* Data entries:
--------------------

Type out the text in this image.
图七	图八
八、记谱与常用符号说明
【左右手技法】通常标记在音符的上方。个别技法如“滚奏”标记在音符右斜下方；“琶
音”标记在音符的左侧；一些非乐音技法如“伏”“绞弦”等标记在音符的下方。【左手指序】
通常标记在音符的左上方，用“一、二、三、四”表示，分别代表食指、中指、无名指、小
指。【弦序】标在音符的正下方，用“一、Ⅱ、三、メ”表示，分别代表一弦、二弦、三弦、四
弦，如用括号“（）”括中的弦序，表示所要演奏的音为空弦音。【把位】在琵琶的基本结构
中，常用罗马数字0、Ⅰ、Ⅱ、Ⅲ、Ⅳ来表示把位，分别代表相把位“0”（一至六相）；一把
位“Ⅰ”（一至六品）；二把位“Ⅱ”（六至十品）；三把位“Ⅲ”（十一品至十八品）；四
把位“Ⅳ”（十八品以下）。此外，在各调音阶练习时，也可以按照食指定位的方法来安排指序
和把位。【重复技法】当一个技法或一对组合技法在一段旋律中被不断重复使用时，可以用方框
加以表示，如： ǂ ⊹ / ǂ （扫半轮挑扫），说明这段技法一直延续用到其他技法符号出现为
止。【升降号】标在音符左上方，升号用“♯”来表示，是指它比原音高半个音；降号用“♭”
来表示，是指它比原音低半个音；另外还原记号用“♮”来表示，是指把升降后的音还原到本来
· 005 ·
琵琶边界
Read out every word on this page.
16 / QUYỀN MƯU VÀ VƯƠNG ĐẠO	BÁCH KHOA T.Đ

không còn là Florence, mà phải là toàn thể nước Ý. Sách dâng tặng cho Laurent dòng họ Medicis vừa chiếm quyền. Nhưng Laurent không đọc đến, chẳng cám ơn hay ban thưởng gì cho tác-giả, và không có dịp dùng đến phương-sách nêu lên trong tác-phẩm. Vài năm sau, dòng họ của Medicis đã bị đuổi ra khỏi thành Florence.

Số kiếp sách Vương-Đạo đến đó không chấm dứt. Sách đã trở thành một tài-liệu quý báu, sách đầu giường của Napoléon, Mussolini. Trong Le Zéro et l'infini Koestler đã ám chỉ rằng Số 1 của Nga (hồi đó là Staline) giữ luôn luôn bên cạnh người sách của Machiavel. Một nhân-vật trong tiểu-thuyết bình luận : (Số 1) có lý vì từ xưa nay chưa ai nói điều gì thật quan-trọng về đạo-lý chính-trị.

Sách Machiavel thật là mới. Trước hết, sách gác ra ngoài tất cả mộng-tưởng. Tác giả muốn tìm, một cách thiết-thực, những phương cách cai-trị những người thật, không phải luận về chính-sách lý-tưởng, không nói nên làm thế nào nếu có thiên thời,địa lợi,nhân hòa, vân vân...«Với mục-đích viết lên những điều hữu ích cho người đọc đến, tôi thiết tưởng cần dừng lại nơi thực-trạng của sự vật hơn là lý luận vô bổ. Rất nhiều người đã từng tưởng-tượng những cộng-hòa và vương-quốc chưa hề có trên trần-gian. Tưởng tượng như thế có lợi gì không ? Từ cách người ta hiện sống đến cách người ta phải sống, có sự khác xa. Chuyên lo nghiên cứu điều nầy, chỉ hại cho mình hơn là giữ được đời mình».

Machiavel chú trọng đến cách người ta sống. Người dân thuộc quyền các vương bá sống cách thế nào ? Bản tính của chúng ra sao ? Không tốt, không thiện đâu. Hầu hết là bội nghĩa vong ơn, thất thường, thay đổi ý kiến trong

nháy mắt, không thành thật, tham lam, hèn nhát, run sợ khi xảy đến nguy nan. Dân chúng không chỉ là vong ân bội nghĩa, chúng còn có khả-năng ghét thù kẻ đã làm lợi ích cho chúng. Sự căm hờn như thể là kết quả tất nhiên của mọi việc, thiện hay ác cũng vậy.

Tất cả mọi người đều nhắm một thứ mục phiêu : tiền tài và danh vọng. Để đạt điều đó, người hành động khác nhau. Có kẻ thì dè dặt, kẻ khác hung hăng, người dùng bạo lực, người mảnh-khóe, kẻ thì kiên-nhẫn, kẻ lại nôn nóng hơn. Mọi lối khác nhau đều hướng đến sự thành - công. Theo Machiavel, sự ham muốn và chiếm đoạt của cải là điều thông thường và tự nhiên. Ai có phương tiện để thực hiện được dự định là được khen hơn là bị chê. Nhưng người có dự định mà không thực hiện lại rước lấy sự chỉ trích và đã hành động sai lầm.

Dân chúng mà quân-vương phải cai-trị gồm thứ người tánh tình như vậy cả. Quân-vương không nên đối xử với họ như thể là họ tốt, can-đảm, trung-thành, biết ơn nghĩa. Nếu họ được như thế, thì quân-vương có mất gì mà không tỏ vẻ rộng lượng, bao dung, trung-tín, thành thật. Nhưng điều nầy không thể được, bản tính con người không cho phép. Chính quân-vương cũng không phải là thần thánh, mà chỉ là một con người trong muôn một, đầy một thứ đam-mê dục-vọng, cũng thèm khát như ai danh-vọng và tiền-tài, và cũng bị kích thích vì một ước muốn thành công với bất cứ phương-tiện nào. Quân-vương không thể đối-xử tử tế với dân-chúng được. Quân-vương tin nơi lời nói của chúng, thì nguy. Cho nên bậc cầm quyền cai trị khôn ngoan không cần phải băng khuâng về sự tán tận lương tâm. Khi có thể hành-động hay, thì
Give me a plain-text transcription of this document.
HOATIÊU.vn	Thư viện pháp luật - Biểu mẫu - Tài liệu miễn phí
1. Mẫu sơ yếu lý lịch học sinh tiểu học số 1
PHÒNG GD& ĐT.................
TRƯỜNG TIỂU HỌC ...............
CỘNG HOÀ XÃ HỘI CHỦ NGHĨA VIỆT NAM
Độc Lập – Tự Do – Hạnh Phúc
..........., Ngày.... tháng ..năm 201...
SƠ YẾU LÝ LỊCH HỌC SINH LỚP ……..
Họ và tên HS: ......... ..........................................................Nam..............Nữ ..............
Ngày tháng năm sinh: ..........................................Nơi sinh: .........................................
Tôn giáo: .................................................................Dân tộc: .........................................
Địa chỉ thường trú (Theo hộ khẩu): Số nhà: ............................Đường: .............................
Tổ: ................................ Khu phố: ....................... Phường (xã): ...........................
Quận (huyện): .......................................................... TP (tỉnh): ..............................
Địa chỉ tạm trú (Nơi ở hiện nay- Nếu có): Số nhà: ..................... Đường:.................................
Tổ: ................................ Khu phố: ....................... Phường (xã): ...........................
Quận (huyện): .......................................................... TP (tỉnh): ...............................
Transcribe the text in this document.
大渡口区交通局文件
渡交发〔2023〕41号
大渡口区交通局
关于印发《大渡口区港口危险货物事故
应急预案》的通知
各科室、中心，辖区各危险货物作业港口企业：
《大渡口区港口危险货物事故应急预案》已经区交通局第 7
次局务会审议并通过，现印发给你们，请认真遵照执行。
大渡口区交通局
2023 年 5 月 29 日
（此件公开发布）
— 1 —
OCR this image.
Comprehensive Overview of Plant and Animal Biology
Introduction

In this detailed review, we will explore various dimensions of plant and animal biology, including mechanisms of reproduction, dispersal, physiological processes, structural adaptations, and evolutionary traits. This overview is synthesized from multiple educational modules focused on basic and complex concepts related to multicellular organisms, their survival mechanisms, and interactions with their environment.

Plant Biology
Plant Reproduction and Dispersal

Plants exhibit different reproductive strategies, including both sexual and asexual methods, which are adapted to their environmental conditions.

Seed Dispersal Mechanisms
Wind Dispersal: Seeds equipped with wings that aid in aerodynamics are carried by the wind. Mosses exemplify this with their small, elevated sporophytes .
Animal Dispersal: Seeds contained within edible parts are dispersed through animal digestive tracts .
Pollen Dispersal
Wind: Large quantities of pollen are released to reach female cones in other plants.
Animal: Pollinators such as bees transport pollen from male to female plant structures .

--------------------

* Directions for this task:
Check each line of the entries for the string "from". Copy the lines that have it.

* Answer to the exercise:
In this detailed review, we will explore various dimensions of plant and animal biology, including mechanisms of reproduction, dispersal, physiological processes, structural adaptations, and evolutionary traits. This overview is synthesized from multiple educational modules focused on basic and complex concepts related to multicellular organisms, their survival mechanisms, and interactions with their environment.
Animal: Pollinators such as bees transport pollen from male to female plant structures .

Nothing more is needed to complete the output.